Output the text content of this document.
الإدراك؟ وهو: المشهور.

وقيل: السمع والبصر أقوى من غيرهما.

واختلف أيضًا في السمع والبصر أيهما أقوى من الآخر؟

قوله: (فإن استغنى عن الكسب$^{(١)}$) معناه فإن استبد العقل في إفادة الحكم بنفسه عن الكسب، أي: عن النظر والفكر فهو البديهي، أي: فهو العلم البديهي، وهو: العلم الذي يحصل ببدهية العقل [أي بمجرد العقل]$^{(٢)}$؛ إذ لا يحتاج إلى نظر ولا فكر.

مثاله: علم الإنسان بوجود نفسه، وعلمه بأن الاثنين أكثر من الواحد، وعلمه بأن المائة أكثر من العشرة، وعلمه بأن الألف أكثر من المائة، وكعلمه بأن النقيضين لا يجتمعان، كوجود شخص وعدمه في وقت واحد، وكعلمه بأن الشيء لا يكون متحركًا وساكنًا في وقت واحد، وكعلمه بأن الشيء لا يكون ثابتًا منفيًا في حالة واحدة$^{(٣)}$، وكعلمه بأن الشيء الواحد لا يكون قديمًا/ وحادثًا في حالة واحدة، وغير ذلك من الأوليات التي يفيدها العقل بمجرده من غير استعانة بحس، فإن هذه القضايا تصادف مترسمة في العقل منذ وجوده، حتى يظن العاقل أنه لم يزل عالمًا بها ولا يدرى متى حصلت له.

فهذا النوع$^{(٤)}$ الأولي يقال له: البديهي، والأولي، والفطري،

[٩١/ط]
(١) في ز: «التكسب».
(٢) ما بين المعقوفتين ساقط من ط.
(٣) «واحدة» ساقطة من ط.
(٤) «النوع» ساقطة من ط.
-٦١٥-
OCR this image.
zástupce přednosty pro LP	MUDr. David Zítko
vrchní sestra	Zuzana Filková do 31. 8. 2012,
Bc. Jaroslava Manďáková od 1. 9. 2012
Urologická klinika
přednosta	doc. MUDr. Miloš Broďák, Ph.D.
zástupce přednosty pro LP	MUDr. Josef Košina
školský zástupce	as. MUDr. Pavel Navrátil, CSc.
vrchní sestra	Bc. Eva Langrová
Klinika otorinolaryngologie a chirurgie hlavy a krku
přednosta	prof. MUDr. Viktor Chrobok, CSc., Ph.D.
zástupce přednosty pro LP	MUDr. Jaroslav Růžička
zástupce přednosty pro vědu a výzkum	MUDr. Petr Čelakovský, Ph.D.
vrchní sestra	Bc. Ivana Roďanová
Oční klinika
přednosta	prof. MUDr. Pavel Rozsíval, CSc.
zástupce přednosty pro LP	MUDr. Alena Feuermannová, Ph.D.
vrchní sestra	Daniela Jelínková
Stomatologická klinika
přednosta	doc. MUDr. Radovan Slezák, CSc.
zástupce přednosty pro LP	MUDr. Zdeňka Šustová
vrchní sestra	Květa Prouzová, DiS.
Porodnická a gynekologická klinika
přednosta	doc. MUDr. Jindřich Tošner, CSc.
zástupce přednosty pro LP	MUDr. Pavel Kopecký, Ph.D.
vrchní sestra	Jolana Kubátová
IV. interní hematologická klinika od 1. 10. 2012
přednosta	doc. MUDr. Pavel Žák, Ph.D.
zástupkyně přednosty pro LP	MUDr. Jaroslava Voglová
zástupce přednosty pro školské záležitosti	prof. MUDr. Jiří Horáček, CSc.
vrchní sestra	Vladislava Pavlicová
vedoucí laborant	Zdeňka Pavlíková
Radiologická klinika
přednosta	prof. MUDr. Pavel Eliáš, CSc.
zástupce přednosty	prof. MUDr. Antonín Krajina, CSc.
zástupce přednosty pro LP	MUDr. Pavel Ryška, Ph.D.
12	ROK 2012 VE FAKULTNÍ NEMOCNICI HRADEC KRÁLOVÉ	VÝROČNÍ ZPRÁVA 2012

———

## EXERCISE DESCRIPTION
Retype the entries one by one, exactly.

## IN RESPONSE
Output the text content of this document.
الإدراك؟ وهو: المشهور.

وقيل: السمع والبصر أقوى من غيرهما.

واختلف أيضًا في السمع والبصر أيهما أقوى من الآخر؟

قوله: (فإن استغنى عن الكسب$^{(١)}$) معناه فإن استبد العقل في إفادة الحكم بنفسه عن الكسب، أي: عن النظر والفكر فهو البديهي، أي: فهو العلم البديهي، وهو: العلم الذي يحصل ببدهية العقل [أي بمجرد العقل]$^{(٢)}$؛ إذ لا يحتاج إلى نظر ولا فكر.

مثاله: علم الإنسان بوجود نفسه، وعلمه بأن الاثنين أكثر من الواحد، وعلمه بأن المائة أكثر من العشرة، وعلمه بأن الألف أكثر من المائة، وكعلمه بأن النقيضين لا يجتمعان، كوجود شخص وعدمه في وقت واحد، وكعلمه بأن الشيء لا يكون متحركًا وساكنًا في وقت واحد، وكعلمه بأن الشيء لا يكون ثابتًا منفيًا في حالة واحدة$^{(٣)}$، وكعلمه بأن الشيء الواحد لا يكون قديمًا/ وحادثًا في حالة واحدة، وغير ذلك من الأوليات التي يفيدها العقل بمجرده من غير استعانة بحس، فإن هذه القضايا تصادف مترسمة في العقل منذ وجوده، حتى يظن العاقل أنه لم يزل عالمًا بها ولا يدرى متى حصلت له.

فهذا النوع$^{(٤)}$ الأولي يقال له: البديهي، والأولي، والفطري،

[٩١/ط]
(١) في ز: «التكسب».
(٢) ما بين المعقوفتين ساقط من ط.
(٣) «واحدة» ساقطة من ط.
(٤) «النوع» ساقطة من ط.
-٦١٥-
OCR this image.
zástupce přednosty pro LP	MUDr. David Zítko
vrchní sestra	Zuzana Filková do 31. 8. 2012,
Bc. Jaroslava Manďáková od 1. 9. 2012
Urologická klinika
přednosta	doc. MUDr. Miloš Broďák, Ph.D.
zástupce přednosty pro LP	MUDr. Josef Košina
školský zástupce	as. MUDr. Pavel Navrátil, CSc.
vrchní sestra	Bc. Eva Langrová
Klinika otorinolaryngologie a chirurgie hlavy a krku
přednosta	prof. MUDr. Viktor Chrobok, CSc., Ph.D.
zástupce přednosty pro LP	MUDr. Jaroslav Růžička
zástupce přednosty pro vědu a výzkum	MUDr. Petr Čelakovský, Ph.D.
vrchní sestra	Bc. Ivana Roďanová
Oční klinika
přednosta	prof. MUDr. Pavel Rozsíval, CSc.
zástupce přednosty pro LP	MUDr. Alena Feuermannová, Ph.D.
vrchní sestra	Daniela Jelínková
Stomatologická klinika
přednosta	doc. MUDr. Radovan Slezák, CSc.
zástupce přednosty pro LP	MUDr. Zdeňka Šustová
vrchní sestra	Květa Prouzová, DiS.
Porodnická a gynekologická klinika
přednosta	doc. MUDr. Jindřich Tošner, CSc.
zástupce přednosty pro LP	MUDr. Pavel Kopecký, Ph.D.
vrchní sestra	Jolana Kubátová
IV. interní hematologická klinika od 1. 10. 2012
přednosta	doc. MUDr. Pavel Žák, Ph.D.
zástupkyně přednosty pro LP	MUDr. Jaroslava Voglová
zástupce přednosty pro školské záležitosti	prof. MUDr. Jiří Horáček, CSc.
vrchní sestra	Vladislava Pavlicová
vedoucí laborant	Zdeňka Pavlíková
Radiologická klinika
přednosta	prof. MUDr. Pavel Eliáš, CSc.
zástupce přednosty	prof. MUDr. Antonín Krajina, CSc.
zástupce přednosty pro LP	MUDr. Pavel Ryška, Ph.D.
12	ROK 2012 VE FAKULTNÍ NEMOCNICI HRADEC KRÁLOVÉ	VÝROČNÍ ZPRÁVA 2012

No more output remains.